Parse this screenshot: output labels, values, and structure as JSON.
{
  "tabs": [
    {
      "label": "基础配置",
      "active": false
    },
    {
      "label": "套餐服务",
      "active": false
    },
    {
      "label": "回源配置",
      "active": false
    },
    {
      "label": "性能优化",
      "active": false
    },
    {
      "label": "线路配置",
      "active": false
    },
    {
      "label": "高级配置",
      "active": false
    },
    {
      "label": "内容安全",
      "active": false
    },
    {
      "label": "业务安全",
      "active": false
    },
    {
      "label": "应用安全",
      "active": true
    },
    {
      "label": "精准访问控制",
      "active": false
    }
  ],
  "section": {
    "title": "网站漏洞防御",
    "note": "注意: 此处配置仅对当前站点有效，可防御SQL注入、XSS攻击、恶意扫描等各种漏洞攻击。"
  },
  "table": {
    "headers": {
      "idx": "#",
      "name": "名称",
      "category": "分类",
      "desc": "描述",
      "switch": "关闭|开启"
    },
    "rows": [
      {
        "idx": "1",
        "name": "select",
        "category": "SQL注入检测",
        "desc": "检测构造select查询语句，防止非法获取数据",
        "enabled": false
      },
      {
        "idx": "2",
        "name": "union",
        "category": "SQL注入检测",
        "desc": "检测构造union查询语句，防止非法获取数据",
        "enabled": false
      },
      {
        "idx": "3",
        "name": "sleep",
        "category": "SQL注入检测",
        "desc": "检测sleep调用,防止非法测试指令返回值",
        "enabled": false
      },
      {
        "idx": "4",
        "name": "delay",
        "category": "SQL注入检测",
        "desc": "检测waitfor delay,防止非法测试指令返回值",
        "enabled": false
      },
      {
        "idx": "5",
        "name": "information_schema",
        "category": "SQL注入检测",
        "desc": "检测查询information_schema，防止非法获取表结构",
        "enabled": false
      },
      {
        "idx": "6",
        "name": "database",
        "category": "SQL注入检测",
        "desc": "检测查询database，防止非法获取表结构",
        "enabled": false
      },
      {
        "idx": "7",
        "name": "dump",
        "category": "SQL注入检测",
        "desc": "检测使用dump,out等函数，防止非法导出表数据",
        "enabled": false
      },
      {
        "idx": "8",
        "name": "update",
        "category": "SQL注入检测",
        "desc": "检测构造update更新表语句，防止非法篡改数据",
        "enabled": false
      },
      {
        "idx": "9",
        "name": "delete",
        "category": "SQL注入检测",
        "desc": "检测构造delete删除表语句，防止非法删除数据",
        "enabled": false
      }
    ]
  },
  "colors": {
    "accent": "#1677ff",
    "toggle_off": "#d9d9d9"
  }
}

....

* Work to complete
Retype every record above exactly as written.

* Response to the task
Parse this screenshot: output labels, values, and structure as JSON.
{
  "tabs": [
    {
      "label": "基础配置",
      "active": false
    },
    {
      "label": "套餐服务",
      "active": false
    },
    {
      "label": "回源配置",
      "active": false
    },
    {
      "label": "性能优化",
      "active": false
    },
    {
      "label": "线路配置",
      "active": false
    },
    {
      "label": "高级配置",
      "active": false
    },
    {
      "label": "内容安全",
      "active": false
    },
    {
      "label": "业务安全",
      "active": false
    },
    {
      "label": "应用安全",
      "active": true
    },
    {
      "label": "精准访问控制",
      "active": false
    }
  ],
  "section": {
    "title": "网站漏洞防御",
    "note": "注意: 此处配置仅对当前站点有效，可防御SQL注入、XSS攻击、恶意扫描等各种漏洞攻击。"
  },
  "table": {
    "headers": {
      "idx": "#",
      "name": "名称",
      "category": "分类",
      "desc": "描述",
      "switch": "关闭|开启"
    },
    "rows": [
      {
        "idx": "1",
        "name": "select",
        "category": "SQL注入检测",
        "desc": "检测构造select查询语句，防止非法获取数据",
        "enabled": false
      },
      {
        "idx": "2",
        "name": "union",
        "category": "SQL注入检测",
        "desc": "检测构造union查询语句，防止非法获取数据",
        "enabled": false
      },
      {
        "idx": "3",
        "name": "sleep",
        "category": "SQL注入检测",
        "desc": "检测sleep调用,防止非法测试指令返回值",
        "enabled": false
      },
      {
        "idx": "4",
        "name": "delay",
        "category": "SQL注入检测",
        "desc": "检测waitfor delay,防止非法测试指令返回值",
        "enabled": false
      },
      {
        "idx": "5",
        "name": "information_schema",
        "category": "SQL注入检测",
        "desc": "检测查询information_schema，防止非法获取表结构",
        "enabled": false
      },
      {
        "idx": "6",
        "name": "database",
        "category": "SQL注入检测",
        "desc": "检测查询database，防止非法获取表结构",
        "enabled": false
      },
      {
        "idx": "7",
        "name": "dump",
        "category": "SQL注入检测",
        "desc": "检测使用dump,out等函数，防止非法导出表数据",
        "enabled": false
      },
      {
        "idx": "8",
        "name": "update",
        "category": "SQL注入检测",
        "desc": "检测构造update更新表语句，防止非法篡改数据",
        "enabled": false
      },
      {
        "idx": "9",
        "name": "delete",
        "category": "SQL注入检测",
        "desc": "检测构造delete删除表语句，防止非法删除数据",
        "enabled": false
      }
    ]
  },
  "colors": {
    "accent": "#1677ff",
    "toggle_off": "#d9d9d9"
  }
}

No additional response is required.